== GIVEN INSTRUCTION ==
Please count the lines below that contain the word "structured", and reply with that number alone.

== RECORDS PROVIDED ==
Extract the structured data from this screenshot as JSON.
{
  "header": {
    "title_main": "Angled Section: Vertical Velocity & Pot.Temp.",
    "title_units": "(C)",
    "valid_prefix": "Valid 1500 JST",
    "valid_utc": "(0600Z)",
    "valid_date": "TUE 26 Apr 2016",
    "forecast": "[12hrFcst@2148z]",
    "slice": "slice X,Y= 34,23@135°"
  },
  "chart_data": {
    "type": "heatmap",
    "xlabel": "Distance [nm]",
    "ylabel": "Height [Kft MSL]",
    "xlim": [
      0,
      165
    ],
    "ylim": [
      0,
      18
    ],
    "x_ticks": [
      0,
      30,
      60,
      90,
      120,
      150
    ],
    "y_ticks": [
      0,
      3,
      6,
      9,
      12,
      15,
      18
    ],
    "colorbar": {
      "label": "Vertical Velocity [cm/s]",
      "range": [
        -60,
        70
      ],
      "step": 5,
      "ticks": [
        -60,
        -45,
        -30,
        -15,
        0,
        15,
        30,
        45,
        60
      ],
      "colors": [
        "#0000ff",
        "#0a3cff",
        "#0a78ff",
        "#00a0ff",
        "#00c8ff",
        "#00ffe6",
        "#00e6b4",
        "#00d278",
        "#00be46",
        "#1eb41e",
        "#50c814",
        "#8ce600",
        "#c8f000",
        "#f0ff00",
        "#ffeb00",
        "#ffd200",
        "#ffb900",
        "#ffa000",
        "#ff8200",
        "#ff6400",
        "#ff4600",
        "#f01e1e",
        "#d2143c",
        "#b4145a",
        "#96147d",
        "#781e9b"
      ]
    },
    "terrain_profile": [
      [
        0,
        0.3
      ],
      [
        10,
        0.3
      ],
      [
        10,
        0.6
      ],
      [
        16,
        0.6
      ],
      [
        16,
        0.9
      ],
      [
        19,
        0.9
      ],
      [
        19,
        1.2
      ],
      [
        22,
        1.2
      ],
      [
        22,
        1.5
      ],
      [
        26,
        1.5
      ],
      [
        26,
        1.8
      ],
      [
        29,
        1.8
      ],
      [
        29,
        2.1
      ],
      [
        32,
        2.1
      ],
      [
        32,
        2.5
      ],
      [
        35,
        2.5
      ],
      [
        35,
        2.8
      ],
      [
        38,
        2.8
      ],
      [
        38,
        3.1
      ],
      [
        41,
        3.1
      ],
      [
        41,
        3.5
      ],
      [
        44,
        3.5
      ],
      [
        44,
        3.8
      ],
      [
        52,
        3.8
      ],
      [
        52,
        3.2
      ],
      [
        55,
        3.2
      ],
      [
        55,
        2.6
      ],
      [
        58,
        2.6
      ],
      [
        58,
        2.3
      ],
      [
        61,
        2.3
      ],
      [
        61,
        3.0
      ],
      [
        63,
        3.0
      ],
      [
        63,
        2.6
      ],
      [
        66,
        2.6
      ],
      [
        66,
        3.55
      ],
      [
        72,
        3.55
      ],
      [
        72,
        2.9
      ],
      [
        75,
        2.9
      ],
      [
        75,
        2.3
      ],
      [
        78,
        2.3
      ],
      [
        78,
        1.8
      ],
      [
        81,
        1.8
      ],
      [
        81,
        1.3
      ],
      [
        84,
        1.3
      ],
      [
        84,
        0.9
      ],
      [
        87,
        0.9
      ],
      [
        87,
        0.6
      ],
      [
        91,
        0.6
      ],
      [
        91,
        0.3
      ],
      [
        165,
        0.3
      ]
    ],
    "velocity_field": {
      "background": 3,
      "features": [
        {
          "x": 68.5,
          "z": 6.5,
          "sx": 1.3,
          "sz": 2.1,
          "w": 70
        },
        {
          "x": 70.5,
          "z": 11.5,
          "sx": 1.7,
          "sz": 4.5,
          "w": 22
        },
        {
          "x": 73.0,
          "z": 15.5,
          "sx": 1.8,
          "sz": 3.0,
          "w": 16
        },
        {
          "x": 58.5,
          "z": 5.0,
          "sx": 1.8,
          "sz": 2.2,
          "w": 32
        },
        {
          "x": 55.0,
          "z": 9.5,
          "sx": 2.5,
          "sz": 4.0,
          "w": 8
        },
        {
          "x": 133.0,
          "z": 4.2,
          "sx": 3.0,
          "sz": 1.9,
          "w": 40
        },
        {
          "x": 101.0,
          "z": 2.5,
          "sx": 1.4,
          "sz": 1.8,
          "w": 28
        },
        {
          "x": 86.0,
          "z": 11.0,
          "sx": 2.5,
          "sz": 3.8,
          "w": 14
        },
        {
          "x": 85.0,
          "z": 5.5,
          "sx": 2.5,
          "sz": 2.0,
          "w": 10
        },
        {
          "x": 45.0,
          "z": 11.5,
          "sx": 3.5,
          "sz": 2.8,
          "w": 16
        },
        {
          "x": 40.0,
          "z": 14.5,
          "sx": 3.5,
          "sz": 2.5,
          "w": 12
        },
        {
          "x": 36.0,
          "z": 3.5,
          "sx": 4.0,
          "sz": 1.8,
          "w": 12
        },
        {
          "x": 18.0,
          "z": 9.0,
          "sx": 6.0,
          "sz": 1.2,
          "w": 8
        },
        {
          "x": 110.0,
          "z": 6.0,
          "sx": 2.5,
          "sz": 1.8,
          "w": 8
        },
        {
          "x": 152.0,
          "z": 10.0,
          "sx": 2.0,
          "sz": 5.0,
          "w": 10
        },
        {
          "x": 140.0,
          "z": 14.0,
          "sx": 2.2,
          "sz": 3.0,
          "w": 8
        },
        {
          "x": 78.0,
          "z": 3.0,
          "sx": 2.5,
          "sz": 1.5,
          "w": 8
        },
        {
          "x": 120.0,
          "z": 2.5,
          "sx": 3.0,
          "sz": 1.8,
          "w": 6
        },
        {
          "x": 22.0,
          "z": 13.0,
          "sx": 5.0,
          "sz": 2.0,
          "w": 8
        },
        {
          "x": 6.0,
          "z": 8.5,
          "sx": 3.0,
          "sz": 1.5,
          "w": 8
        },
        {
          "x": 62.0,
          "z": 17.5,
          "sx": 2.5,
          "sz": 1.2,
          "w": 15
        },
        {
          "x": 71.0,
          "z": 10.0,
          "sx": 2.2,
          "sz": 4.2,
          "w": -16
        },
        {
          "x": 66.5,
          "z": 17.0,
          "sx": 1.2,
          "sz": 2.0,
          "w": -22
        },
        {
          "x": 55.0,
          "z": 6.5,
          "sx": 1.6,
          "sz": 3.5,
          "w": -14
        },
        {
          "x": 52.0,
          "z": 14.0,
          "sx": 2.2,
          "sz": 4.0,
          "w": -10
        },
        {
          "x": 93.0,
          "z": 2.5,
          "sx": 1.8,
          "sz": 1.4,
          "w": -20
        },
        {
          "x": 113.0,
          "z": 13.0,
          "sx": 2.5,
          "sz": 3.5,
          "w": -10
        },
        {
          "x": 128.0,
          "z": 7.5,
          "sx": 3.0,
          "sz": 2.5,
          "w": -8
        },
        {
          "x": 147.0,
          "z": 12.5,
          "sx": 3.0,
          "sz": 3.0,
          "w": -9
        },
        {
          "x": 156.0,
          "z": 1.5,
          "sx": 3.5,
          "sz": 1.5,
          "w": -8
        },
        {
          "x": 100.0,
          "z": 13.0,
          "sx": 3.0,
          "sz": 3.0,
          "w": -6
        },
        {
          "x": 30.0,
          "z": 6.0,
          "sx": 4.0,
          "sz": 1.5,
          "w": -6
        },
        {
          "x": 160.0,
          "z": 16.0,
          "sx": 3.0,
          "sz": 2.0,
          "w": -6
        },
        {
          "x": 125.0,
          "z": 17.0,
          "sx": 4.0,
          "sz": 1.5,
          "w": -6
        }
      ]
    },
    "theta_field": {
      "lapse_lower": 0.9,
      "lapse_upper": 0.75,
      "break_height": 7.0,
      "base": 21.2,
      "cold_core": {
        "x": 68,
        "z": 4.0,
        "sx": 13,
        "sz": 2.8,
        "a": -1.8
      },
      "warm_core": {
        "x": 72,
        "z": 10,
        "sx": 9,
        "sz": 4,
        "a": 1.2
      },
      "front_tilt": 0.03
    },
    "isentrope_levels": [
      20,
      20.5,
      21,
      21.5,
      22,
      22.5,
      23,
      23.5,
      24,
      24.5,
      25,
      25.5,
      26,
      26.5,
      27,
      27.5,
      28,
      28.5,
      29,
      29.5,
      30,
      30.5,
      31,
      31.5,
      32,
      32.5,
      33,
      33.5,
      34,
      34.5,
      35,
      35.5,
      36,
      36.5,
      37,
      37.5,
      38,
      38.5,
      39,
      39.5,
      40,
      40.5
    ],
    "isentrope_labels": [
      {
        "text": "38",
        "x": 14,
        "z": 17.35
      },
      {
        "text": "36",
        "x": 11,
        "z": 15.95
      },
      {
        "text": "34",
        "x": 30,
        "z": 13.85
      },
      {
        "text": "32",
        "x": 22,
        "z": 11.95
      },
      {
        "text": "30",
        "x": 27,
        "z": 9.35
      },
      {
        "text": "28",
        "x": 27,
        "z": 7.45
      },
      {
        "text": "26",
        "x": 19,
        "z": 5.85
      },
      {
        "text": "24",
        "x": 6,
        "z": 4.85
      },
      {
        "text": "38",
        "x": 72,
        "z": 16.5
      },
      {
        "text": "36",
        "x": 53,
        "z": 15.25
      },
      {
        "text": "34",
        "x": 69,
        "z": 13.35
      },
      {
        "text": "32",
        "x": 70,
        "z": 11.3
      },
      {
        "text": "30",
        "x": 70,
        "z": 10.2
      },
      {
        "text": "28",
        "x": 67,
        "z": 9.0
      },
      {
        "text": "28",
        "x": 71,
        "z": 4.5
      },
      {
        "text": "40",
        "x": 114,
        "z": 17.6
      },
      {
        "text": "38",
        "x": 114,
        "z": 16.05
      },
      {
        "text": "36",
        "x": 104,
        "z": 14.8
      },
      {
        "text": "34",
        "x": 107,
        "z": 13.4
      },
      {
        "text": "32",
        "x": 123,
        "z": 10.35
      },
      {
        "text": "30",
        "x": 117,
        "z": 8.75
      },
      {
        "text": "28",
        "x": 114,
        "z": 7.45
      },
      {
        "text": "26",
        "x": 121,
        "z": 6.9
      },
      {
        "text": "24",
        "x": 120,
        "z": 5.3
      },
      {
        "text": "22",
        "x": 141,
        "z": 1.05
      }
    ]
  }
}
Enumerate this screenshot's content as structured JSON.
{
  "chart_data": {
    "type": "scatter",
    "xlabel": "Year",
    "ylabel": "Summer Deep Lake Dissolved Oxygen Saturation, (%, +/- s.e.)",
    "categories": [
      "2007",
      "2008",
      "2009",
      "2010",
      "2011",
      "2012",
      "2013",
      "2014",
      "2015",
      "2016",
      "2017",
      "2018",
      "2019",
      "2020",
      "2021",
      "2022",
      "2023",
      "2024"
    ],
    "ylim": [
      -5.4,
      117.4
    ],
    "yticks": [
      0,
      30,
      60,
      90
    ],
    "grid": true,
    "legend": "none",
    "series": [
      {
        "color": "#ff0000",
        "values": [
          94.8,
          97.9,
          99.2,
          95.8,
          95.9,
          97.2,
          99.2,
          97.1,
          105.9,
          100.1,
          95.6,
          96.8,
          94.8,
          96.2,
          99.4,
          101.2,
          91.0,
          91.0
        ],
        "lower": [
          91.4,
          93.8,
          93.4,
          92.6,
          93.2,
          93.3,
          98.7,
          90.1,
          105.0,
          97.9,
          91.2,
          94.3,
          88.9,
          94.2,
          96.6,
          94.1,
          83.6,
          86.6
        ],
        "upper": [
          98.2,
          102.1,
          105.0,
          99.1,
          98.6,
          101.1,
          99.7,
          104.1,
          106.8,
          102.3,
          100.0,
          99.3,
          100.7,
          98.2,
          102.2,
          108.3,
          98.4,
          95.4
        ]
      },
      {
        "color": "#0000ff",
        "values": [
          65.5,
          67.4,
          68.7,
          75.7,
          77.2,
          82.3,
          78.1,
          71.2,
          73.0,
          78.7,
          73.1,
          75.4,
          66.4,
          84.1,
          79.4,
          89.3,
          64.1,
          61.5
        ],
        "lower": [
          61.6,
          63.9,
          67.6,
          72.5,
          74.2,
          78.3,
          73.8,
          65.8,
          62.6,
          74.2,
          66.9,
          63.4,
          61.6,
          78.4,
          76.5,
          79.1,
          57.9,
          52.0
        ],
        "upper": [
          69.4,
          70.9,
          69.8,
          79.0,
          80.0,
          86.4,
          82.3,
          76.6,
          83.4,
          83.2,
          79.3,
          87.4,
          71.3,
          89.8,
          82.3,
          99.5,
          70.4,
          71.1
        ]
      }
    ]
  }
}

== RESULT FOR THIS EXERCISE ==
2